**Source text**
══════
12-1622-cv
Matthews v. City of New York
UNITED STATES COURT OF APPEALS
FOR THE SECOND CIRCUIT
SUMMARY ORDER
RULINGS BY SUMMARY ORDER DO NOT HAVE PRECEDENTIAL EFFECT. CITATION TO A
SUMMARY ORDER FILED ON OR AFTER JANUARY 1, 2007, IS PERMITTED AND IS GOVERNED BY
FEDERAL RULE OF APPELLATE PROCEDURE 32.1 AND THIS COURT’S LOCAL RULE 32.1.1. WHEN
CITING A SUMMARY ORDER IN A DOCUMENT FILED WITH THIS COURT, A PARTY MUST CITE
EITHER THE FEDERAL APPENDIX OR AN ELECTRONIC DATABASE (WITH THE NOTATION
“SUMMARY ORDER”). A PARTY CITING A SUMMARY ORDER MUST SERVE A COPY OF IT ON ANY
PARTY NOT REPRESENTED BY COUNSEL.
══════
**Given exercise A**
In the Matthews v. City of New York summary order, what must a party citing a summary order serve on any party not represented by counsel?
**Given exercise B**
Pick up the Matthews v. City of New York summary order after its last line and continue it.

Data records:
══════
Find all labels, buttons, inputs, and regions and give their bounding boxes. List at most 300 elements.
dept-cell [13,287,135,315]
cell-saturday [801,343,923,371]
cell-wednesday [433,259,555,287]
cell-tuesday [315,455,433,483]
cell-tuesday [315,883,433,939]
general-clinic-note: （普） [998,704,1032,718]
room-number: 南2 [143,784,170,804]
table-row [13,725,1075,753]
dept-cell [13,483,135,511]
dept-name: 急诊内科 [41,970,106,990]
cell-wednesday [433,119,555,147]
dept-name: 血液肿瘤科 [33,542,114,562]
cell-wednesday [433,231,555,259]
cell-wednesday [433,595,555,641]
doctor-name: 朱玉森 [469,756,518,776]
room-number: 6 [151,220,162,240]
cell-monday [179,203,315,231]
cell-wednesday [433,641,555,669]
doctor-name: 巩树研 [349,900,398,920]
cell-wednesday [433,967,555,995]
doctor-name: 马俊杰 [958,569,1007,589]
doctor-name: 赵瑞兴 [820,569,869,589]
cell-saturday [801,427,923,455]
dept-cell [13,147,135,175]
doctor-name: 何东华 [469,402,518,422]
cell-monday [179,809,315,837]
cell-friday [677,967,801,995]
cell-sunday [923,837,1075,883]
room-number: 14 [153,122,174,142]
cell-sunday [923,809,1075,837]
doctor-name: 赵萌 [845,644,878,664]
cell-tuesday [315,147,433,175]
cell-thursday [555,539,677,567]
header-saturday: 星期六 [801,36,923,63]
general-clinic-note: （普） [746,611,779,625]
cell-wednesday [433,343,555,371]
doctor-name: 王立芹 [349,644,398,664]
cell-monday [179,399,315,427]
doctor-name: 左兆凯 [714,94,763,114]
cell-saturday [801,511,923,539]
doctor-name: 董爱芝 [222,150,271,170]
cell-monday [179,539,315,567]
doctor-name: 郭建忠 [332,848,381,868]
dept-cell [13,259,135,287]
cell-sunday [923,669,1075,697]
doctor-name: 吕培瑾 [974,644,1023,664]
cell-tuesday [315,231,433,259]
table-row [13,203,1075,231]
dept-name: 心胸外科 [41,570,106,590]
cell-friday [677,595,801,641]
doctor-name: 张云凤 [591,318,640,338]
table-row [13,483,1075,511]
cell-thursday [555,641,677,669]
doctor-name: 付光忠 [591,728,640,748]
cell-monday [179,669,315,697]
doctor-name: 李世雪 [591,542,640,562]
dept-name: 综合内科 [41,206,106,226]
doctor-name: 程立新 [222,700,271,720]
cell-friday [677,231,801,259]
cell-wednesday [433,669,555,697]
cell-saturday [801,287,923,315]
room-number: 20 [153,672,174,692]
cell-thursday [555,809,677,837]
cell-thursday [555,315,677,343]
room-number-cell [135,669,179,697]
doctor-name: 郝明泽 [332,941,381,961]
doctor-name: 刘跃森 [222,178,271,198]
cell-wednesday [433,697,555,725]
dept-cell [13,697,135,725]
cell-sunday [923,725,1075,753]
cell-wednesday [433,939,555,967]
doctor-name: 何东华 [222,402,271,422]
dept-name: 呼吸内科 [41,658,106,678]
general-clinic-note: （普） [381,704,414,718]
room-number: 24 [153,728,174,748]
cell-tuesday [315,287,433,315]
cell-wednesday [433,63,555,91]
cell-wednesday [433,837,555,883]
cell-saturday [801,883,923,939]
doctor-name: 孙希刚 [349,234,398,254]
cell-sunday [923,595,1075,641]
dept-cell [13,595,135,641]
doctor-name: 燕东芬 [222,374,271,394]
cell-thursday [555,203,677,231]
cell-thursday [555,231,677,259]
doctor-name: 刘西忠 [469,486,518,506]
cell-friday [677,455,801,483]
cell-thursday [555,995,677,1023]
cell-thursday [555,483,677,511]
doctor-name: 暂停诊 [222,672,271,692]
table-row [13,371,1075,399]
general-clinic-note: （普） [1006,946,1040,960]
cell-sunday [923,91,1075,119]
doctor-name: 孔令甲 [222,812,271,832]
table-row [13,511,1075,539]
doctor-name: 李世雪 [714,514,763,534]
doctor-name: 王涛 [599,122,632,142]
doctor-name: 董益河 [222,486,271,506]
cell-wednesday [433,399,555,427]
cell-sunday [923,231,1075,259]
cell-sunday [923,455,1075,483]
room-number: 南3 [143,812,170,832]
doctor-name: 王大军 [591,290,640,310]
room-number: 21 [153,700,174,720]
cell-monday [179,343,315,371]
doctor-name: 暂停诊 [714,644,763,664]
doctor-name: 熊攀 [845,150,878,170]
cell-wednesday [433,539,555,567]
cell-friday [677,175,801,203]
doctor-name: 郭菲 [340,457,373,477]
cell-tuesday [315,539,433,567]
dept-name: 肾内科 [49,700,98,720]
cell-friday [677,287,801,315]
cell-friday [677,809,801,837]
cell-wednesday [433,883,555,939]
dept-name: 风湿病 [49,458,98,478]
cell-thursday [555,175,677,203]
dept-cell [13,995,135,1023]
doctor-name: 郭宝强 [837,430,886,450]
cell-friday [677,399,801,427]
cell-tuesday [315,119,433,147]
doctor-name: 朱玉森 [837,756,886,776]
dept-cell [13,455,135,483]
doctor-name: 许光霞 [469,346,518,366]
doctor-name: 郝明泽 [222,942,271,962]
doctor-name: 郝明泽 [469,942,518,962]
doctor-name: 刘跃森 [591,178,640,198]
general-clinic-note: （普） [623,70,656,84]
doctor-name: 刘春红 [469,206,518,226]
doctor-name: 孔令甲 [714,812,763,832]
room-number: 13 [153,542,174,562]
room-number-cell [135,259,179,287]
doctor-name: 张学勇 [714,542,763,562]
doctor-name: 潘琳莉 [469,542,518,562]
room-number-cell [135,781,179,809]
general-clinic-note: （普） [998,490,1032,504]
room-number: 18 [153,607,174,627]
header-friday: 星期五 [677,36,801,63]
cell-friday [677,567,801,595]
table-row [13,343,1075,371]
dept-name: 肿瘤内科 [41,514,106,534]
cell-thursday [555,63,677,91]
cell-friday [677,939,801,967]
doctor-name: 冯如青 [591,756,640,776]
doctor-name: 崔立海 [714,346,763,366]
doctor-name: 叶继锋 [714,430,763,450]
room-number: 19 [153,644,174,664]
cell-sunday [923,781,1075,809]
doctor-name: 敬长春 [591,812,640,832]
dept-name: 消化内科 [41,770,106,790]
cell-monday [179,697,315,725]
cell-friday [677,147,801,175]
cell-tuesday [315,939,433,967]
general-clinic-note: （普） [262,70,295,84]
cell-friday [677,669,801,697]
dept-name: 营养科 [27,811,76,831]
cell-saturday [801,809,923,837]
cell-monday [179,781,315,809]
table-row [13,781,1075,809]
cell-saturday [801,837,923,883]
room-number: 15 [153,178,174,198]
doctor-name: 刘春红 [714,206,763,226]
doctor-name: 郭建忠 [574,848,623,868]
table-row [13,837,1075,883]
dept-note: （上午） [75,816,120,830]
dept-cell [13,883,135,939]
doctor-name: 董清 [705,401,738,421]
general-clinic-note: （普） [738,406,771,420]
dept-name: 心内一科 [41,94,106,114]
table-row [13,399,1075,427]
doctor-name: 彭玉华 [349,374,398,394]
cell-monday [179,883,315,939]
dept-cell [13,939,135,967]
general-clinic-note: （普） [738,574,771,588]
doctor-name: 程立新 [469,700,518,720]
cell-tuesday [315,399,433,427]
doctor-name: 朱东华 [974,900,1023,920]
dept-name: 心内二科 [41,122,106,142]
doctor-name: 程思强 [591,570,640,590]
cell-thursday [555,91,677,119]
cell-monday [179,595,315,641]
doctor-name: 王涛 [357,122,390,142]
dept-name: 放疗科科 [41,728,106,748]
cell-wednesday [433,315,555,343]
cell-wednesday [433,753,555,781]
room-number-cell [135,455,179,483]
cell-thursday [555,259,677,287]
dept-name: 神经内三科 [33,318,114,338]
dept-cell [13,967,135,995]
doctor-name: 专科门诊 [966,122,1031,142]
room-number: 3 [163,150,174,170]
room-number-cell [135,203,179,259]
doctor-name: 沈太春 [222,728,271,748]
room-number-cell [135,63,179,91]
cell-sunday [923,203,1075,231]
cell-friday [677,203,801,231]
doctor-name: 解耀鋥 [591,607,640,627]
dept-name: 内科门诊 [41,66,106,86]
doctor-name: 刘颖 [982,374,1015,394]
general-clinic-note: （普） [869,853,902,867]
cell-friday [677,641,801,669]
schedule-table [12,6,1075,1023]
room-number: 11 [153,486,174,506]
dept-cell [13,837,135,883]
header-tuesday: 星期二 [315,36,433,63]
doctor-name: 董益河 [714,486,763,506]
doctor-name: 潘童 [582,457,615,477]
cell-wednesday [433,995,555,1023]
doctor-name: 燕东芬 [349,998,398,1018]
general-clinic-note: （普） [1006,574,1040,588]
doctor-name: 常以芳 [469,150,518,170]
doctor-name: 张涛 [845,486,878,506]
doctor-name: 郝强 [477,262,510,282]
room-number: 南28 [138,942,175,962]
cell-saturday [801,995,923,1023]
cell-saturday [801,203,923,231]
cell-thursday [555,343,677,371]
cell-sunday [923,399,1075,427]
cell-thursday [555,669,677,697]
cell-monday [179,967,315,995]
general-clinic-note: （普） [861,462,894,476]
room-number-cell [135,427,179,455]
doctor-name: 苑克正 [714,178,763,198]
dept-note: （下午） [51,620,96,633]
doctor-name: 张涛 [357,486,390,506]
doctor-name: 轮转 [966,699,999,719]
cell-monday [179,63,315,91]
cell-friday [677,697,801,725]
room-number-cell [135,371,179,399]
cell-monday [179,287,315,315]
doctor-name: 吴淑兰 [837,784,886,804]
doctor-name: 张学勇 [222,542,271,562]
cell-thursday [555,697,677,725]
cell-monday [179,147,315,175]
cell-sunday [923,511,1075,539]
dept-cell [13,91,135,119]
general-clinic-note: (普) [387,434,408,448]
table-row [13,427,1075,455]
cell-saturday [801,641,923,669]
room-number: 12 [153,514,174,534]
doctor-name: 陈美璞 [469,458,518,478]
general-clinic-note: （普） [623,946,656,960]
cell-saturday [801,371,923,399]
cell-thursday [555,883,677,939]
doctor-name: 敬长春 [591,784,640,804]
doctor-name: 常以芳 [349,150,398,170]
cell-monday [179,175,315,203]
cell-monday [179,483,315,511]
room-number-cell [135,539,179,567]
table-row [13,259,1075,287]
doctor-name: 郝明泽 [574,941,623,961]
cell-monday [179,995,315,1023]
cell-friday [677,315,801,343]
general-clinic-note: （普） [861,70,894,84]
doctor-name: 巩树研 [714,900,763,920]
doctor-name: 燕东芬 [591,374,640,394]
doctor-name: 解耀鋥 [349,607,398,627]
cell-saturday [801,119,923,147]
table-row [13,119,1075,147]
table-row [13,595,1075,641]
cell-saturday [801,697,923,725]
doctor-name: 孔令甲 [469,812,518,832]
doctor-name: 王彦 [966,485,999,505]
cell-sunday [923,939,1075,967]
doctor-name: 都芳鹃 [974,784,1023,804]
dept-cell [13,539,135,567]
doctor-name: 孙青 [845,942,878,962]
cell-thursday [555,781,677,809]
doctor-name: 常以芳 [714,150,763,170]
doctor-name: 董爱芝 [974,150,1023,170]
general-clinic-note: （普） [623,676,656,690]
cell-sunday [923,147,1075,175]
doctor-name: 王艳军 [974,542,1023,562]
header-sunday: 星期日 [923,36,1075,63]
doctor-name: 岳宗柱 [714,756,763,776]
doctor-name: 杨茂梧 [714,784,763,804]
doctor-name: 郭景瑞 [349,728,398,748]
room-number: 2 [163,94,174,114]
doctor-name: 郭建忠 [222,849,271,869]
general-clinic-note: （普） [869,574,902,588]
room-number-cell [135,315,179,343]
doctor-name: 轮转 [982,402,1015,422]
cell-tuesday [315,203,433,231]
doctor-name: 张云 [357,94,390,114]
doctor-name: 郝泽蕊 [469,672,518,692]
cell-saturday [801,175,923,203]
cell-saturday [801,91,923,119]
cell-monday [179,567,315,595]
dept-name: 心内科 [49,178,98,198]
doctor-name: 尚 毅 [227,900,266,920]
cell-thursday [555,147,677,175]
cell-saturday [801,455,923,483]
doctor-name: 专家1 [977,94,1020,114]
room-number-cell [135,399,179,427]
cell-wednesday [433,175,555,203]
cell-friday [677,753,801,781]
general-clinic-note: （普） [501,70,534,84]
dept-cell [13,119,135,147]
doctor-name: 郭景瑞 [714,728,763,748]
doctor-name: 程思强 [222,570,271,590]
══════
**Answer A**
A copy of the summary order.

**Answer B**
At a stated term of the United States Court of Appeals for the Second Circuit, held
at the Daniel Patrick Moynihan United States Courthouse, 500 Pearl Street, in the City of
New York, on the 28th day of November, two thousand twelve.
PRESENT: REENA RAGGI,
PETER W. HALL,
SUSAN L. CARNEY,
Circuit Judges.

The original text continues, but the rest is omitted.